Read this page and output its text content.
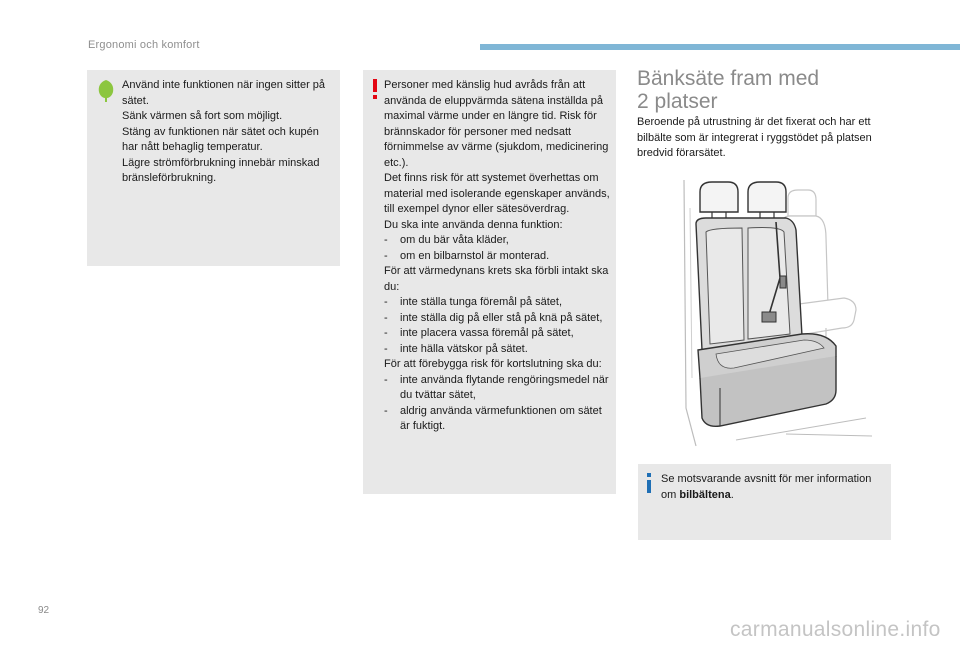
Ergonomi och komfort

Använd inte funktionen när ingen sitter på sätet.

Sänk värmen så fort som möjligt.

Stäng av funktionen när sätet och kupén har nått behaglig temperatur.

Lägre strömförbrukning innebär minskad bränsleförbrukning.

Personer med känslig hud avråds från att använda de eluppvärmda sätena inställda på maximal värme under en längre tid. Risk för brännskador för personer med nedsatt förnimmelse av värme (sjukdom, medicinering etc.).

Det finns risk för att systemet överhettas om material med isolerande egenskaper används, till exempel dynor eller sätesöverdrag.

Du ska inte använda denna funktion:

-	om du bär våta kläder,
-	om en bilbarnstol är monterad.

För att värmedynans krets ska förbli intakt ska du:

-	inte ställa tunga föremål på sätet,
-	inte ställa dig på eller stå på knä på sätet,
-	inte placera vassa föremål på sätet,
-	inte hälla vätskor på sätet.

För att förebygga risk för kortslutning ska du:

-	inte använda flytande rengöringsmedel när du tvättar sätet,
-	aldrig använda värmefunktionen om sätet är fuktigt.
Bänksäte fram med
2 platser

Beroende på utrustning är det fixerat och har ett bilbälte som är integrerat i ryggstödet på platsen bredvid förarsätet.

Se motsvarande avsnitt för mer information om bilbältena.
92
carmanualsonline.info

**TASK OBJECTIVE**
Pictures don't belong in the copy. Transcribe every record exactly as it appears.

**REPLY TO THE TASK**
Read this page and output its text content.
Ergonomi och komfort

Använd inte funktionen när ingen sitter på sätet.

Sänk värmen så fort som möjligt.

Stäng av funktionen när sätet och kupén har nått behaglig temperatur.

Lägre strömförbrukning innebär minskad bränsleförbrukning.

Personer med känslig hud avråds från att använda de eluppvärmda sätena inställda på maximal värme under en längre tid. Risk för brännskador för personer med nedsatt förnimmelse av värme (sjukdom, medicinering etc.).

Det finns risk för att systemet överhettas om material med isolerande egenskaper används, till exempel dynor eller sätesöverdrag.

Du ska inte använda denna funktion:

-	om du bär våta kläder,
-	om en bilbarnstol är monterad.

För att värmedynans krets ska förbli intakt ska du:

-	inte ställa tunga föremål på sätet,
-	inte ställa dig på eller stå på knä på sätet,
-	inte placera vassa föremål på sätet,
-	inte hälla vätskor på sätet.

För att förebygga risk för kortslutning ska du:

-	inte använda flytande rengöringsmedel när du tvättar sätet,
-	aldrig använda värmefunktionen om sätet är fuktigt.
Bänksäte fram med
2 platser

Beroende på utrustning är det fixerat och har ett bilbälte som är integrerat i ryggstödet på platsen bredvid förarsätet.

Se motsvarande avsnitt för mer information om bilbältena.
92
carmanualsonline.info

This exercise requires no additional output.